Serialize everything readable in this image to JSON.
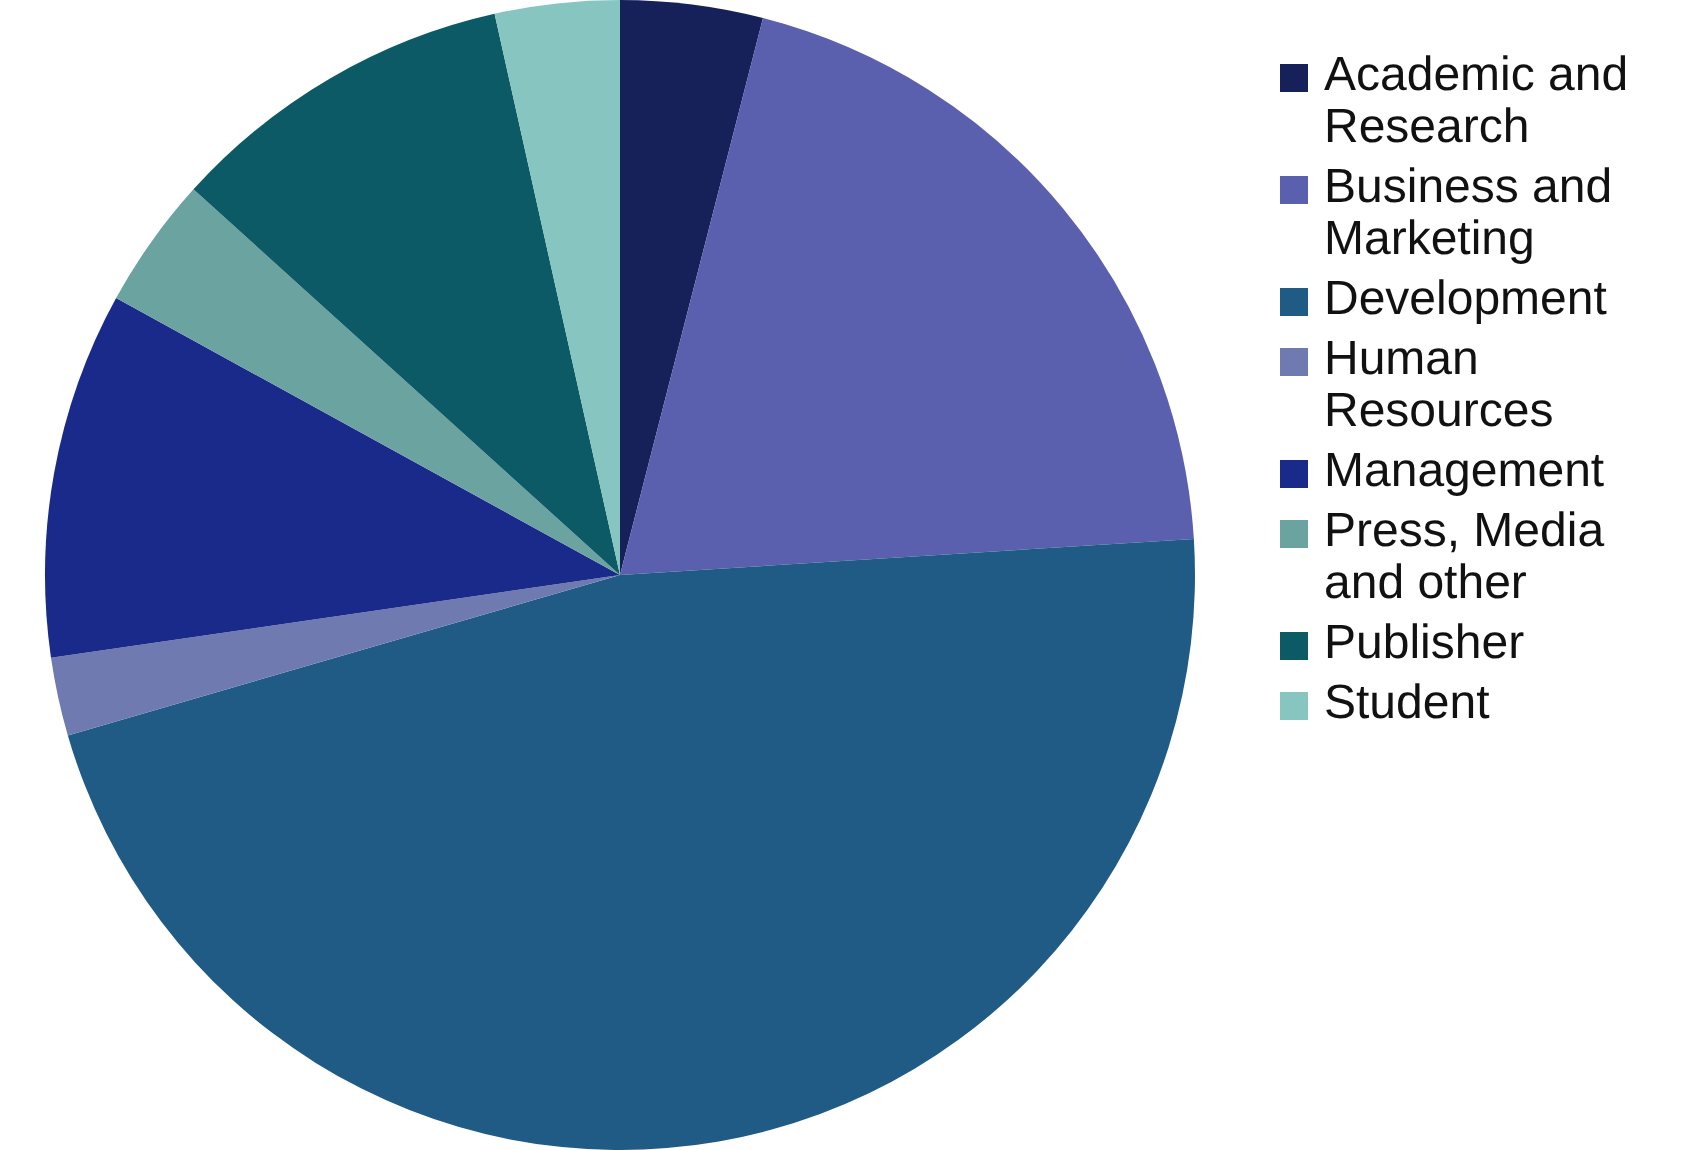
{
  "chart_data": {
    "type": "pie",
    "categories": [
      "Academic and Research",
      "Business and Marketing",
      "Development",
      "Human Resources",
      "Management",
      "Press, Media and other",
      "Publisher",
      "Student"
    ],
    "values": [
      4,
      20,
      46.5,
      2.2,
      10.3,
      3.7,
      9.8,
      3.5
    ],
    "colors": [
      "#16215a",
      "#5a5fae",
      "#1f5b85",
      "#6f7bb0",
      "#1a2a8a",
      "#6aa39f",
      "#0c5a66",
      "#86c5c0"
    ],
    "legend": "right"
  }
}
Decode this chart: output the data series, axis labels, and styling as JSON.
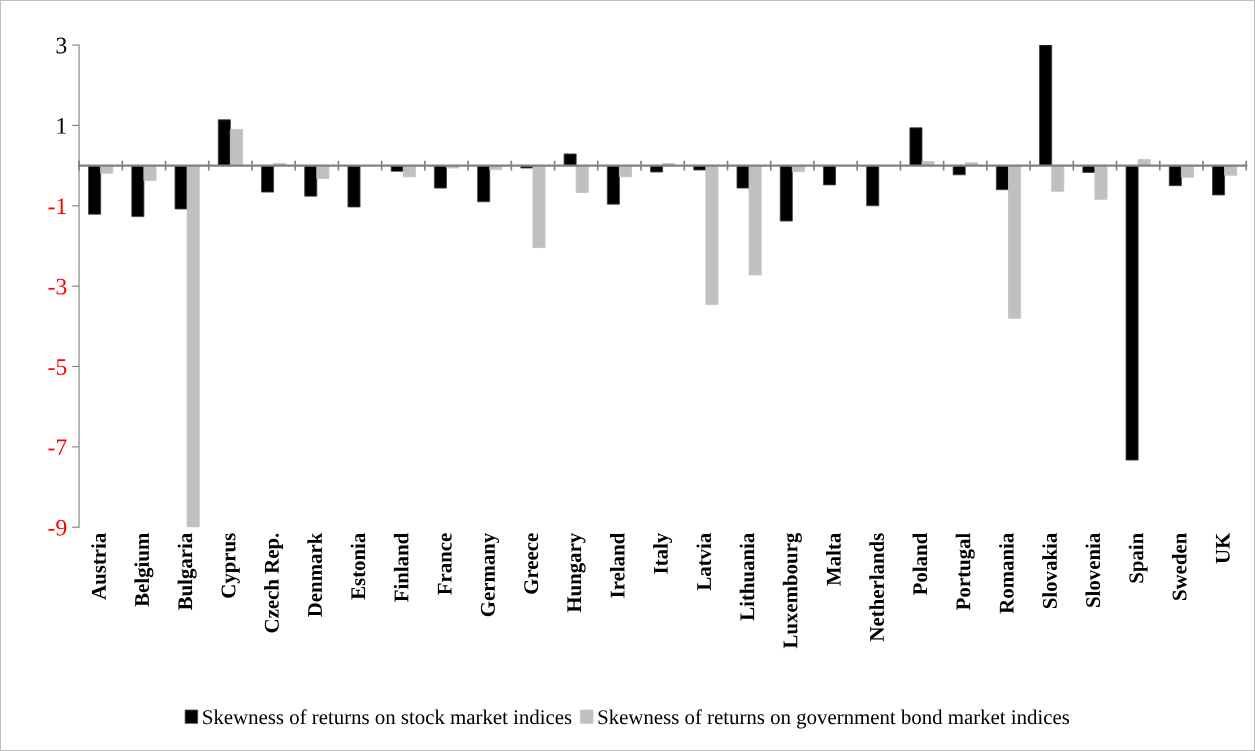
■ ■ ■
• [Task to carry out]:
All records above are to be printed exactly, minus the pictures they contain.

• [Written response]:
Serialize everything readable in this image to JSON.
{
  "chart_data": {
    "type": "pie",
    "categories": [
      "Academic and Research",
      "Business and Marketing",
      "Development",
      "Human Resources",
      "Management",
      "Press, Media and other",
      "Publisher",
      "Student"
    ],
    "values": [
      4,
      20,
      46.5,
      2.2,
      10.3,
      3.7,
      9.8,
      3.5
    ],
    "colors": [
      "#16215a",
      "#5a5fae",
      "#1f5b85",
      "#6f7bb0",
      "#1a2a8a",
      "#6aa39f",
      "#0c5a66",
      "#86c5c0"
    ],
    "legend": "right"
  }
}
Decode this chart: output the data series, axis labels, and styling as JSON.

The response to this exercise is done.